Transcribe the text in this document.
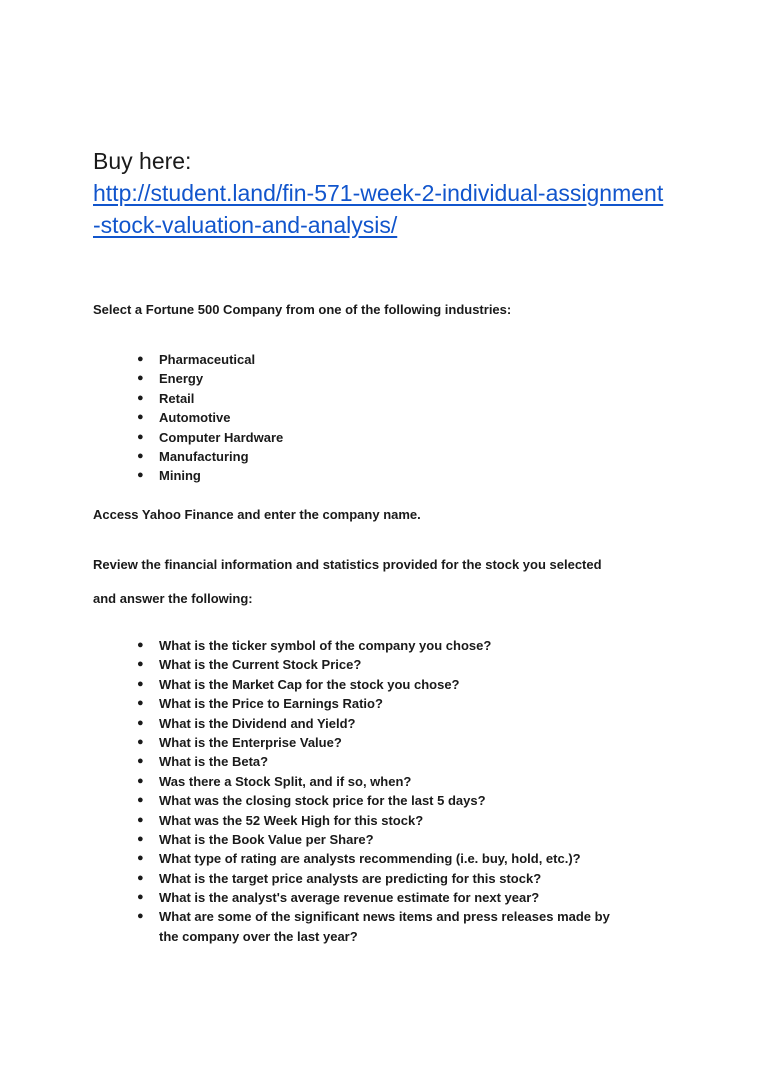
Buy here:
http://student.land/fin-571-week-2-individual-assignment
-stock-valuation-and-analysis/
Select a Fortune 500 Company from one of the following industries:
● Pharmaceutical
● Energy
● Retail
● Automotive
● Computer Hardware
● Manufacturing
● Mining
Access Yahoo Finance and enter the company name.
Review the financial information and statistics provided for the stock you selected
and answer the following:
● What is the ticker symbol of the company you chose?
● What is the Current Stock Price?
● What is the Market Cap for the stock you chose?
● What is the Price to Earnings Ratio?
● What is the Dividend and Yield?
● What is the Enterprise Value?
● What is the Beta?
● Was there a Stock Split, and if so, when?
● What was the closing stock price for the last 5 days?
● What was the 52 Week High for this stock?
● What is the Book Value per Share?
● What type of rating are analysts recommending (i.e. buy, hold, etc.)?
● What is the target price analysts are predicting for this stock?
● What is the analyst's average revenue estimate for next year?
● What are some of the significant news items and press releases made by
the company over the last year?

***

▸ **Objective**:
Leave out the pictures and print each record exactly as it stands.

▸ **Output of the task**:
Transcribe the text in this document.
Buy here:
http://student.land/fin-571-week-2-individual-assignment
-stock-valuation-and-analysis/
Select a Fortune 500 Company from one of the following industries:
● Pharmaceutical
● Energy
● Retail
● Automotive
● Computer Hardware
● Manufacturing
● Mining
Access Yahoo Finance and enter the company name.
Review the financial information and statistics provided for the stock you selected
and answer the following:
● What is the ticker symbol of the company you chose?
● What is the Current Stock Price?
● What is the Market Cap for the stock you chose?
● What is the Price to Earnings Ratio?
● What is the Dividend and Yield?
● What is the Enterprise Value?
● What is the Beta?
● Was there a Stock Split, and if so, when?
● What was the closing stock price for the last 5 days?
● What was the 52 Week High for this stock?
● What is the Book Value per Share?
● What type of rating are analysts recommending (i.e. buy, hold, etc.)?
● What is the target price analysts are predicting for this stock?
● What is the analyst's average revenue estimate for next year?
● What are some of the significant news items and press releases made by
the company over the last year?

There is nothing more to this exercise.